**Exercise brief**
Wherever "July" appears in a line, copy that line.

**Data rows**
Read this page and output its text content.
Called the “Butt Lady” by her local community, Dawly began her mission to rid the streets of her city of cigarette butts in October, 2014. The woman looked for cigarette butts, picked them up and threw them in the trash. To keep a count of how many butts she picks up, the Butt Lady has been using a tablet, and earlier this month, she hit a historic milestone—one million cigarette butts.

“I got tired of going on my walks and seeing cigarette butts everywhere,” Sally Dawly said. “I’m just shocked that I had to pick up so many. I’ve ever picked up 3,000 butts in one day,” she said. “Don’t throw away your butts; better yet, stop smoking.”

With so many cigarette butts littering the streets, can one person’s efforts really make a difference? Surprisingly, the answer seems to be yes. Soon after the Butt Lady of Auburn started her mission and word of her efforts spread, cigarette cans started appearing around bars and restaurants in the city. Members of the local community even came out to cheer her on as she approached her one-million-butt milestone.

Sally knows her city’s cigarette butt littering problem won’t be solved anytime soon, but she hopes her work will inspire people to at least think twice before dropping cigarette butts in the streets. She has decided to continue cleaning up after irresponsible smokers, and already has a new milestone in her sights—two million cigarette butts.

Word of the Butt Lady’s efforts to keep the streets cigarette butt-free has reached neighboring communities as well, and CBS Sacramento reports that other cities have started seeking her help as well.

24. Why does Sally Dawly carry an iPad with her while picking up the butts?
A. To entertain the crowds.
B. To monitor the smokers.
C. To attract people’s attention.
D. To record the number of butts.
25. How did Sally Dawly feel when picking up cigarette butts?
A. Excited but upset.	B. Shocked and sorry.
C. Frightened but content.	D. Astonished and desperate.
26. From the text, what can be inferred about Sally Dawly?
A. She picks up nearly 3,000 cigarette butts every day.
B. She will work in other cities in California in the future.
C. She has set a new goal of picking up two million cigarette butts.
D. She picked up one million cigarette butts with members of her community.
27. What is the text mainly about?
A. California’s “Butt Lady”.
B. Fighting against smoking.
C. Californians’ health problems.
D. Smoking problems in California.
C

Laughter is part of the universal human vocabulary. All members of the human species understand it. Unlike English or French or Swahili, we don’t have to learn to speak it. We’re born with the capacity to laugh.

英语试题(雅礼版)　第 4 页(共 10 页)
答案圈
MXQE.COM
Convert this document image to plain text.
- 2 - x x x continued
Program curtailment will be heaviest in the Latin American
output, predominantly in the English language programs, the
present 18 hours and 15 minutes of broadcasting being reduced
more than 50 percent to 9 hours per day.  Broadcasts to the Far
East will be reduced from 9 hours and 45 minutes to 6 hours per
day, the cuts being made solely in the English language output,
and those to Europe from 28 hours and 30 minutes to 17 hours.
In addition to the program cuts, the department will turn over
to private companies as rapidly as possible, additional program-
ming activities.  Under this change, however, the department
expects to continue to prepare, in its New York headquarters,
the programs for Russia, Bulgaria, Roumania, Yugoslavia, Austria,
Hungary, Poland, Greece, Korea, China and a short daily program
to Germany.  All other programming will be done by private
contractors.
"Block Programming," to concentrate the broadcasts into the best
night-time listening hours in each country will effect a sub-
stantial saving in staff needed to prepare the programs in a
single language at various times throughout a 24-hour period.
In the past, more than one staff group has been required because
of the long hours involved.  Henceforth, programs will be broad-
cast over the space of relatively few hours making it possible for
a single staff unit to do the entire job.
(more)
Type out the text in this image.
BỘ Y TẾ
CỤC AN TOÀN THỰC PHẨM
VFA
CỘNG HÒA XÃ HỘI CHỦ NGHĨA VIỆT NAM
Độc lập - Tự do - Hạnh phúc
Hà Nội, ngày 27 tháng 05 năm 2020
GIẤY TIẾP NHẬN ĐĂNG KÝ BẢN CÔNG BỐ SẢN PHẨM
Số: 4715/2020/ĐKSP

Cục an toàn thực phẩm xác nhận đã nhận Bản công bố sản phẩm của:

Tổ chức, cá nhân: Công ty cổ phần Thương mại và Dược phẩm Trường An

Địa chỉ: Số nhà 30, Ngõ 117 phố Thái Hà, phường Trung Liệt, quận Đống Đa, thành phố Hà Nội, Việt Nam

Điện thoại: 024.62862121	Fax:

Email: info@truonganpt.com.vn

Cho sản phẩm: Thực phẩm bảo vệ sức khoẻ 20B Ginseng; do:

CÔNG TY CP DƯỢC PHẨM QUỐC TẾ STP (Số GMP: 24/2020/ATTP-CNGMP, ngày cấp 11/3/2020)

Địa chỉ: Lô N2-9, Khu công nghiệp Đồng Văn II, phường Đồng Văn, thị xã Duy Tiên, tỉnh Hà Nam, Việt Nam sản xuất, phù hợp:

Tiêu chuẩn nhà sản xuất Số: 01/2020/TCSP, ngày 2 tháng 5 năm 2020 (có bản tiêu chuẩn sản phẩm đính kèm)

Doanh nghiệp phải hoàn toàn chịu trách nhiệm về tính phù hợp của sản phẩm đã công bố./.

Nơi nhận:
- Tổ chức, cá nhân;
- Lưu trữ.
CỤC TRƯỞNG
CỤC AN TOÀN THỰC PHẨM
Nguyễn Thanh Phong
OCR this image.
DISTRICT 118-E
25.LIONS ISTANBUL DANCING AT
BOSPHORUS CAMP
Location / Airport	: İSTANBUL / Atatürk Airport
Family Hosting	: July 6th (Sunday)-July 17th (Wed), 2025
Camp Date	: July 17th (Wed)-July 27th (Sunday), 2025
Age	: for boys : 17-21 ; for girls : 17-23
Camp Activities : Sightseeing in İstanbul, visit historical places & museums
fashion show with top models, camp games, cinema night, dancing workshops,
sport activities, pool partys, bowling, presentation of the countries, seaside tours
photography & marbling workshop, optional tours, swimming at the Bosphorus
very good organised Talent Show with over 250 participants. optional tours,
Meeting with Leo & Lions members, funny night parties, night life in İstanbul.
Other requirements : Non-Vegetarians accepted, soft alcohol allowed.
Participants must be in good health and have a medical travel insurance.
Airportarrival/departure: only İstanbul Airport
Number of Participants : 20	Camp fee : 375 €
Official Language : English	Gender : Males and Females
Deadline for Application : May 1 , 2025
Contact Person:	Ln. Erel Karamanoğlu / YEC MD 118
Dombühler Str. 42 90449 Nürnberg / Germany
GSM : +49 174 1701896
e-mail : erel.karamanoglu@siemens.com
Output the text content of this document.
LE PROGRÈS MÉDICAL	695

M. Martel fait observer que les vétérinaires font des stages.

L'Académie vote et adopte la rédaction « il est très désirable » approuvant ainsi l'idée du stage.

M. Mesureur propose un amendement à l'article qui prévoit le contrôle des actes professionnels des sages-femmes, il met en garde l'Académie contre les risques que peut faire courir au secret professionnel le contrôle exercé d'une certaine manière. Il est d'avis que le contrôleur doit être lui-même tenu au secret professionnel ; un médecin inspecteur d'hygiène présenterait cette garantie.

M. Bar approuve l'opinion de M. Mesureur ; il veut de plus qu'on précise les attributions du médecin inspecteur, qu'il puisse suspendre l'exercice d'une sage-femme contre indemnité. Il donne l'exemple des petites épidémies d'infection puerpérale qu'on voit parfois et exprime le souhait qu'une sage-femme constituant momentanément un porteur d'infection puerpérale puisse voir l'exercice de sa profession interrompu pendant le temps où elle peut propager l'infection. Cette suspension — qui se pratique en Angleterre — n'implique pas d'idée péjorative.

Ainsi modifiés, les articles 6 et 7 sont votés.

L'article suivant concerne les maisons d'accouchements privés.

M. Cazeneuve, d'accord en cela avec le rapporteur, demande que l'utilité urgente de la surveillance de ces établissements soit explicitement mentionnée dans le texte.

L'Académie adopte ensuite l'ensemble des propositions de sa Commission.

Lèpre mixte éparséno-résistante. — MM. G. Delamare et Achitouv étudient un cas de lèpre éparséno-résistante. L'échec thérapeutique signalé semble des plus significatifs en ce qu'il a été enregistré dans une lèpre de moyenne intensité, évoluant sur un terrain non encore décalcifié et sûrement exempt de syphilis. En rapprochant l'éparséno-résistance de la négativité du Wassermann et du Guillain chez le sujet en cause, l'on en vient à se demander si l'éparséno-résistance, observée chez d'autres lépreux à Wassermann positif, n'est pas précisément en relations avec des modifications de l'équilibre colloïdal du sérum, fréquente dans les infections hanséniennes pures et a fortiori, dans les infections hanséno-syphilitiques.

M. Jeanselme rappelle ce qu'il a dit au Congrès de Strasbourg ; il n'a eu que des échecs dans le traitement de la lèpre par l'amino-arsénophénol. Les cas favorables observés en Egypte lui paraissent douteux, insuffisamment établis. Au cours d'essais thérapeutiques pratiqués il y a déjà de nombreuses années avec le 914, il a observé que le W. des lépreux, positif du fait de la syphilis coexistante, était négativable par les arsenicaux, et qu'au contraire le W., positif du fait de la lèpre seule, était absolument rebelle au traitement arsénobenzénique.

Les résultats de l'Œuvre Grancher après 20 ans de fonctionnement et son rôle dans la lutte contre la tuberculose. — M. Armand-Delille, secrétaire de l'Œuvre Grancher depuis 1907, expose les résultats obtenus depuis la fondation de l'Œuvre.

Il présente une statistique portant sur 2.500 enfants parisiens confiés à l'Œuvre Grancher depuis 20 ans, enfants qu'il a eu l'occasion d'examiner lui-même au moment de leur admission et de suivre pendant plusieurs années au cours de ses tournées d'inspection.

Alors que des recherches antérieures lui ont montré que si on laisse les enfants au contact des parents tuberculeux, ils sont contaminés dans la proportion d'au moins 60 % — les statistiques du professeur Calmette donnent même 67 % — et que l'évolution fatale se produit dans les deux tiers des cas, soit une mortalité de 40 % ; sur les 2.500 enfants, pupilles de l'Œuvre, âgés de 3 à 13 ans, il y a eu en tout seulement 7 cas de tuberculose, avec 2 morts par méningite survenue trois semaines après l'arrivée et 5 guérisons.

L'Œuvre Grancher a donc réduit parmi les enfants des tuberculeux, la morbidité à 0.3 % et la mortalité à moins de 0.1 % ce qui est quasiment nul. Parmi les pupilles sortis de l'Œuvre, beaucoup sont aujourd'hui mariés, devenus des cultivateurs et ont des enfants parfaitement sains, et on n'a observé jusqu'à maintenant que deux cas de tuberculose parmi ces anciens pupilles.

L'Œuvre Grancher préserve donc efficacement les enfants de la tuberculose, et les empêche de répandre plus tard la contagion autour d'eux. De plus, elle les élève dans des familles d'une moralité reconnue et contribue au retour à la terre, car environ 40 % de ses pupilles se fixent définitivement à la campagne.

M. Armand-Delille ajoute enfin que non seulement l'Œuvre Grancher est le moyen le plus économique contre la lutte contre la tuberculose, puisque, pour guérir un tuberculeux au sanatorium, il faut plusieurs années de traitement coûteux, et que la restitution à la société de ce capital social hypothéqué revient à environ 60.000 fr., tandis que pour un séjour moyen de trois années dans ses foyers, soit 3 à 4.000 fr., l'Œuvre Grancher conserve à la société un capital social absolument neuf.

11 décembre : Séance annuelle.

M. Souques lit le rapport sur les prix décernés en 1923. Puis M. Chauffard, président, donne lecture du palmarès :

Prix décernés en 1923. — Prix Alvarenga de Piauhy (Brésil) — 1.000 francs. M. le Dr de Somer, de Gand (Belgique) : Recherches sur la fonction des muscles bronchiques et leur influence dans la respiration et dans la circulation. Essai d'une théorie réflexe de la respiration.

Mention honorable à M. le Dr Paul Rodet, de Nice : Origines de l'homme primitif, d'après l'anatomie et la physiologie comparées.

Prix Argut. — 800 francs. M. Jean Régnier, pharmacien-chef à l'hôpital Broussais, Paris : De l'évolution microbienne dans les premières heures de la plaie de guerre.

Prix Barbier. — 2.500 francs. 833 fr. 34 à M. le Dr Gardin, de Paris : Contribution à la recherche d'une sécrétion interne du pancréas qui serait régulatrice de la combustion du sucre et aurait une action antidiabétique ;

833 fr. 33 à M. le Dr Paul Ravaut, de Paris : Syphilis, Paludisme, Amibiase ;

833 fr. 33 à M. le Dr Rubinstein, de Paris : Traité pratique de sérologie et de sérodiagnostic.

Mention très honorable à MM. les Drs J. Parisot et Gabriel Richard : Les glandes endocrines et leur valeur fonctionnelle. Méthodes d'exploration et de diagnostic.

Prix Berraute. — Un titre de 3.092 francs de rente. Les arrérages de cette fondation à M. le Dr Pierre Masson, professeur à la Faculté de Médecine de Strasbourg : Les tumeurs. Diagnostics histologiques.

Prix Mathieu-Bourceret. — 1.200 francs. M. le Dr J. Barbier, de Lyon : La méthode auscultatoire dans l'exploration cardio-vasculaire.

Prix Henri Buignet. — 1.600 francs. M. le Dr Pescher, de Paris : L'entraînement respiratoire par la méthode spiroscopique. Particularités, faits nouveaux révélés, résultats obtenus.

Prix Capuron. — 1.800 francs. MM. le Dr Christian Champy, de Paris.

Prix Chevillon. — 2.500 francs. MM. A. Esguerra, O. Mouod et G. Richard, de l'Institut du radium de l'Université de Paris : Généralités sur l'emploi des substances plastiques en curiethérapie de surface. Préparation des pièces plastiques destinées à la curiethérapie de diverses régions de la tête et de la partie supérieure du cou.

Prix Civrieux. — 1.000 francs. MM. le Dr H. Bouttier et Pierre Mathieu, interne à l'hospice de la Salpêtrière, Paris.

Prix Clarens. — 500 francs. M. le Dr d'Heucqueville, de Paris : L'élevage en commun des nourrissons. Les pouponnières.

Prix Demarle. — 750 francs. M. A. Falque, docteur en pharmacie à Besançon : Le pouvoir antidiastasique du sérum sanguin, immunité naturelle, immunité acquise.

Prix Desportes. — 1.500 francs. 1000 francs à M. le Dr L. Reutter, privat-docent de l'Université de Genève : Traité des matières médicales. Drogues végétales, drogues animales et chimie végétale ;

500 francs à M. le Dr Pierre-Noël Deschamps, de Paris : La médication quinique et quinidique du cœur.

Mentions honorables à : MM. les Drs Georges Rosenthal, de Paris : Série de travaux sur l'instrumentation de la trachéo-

**Result**
Family Hosting	: July 6th (Sunday)-July 17th (Wed), 2025
Camp Date	: July 17th (Wed)-July 27th (Sunday), 2025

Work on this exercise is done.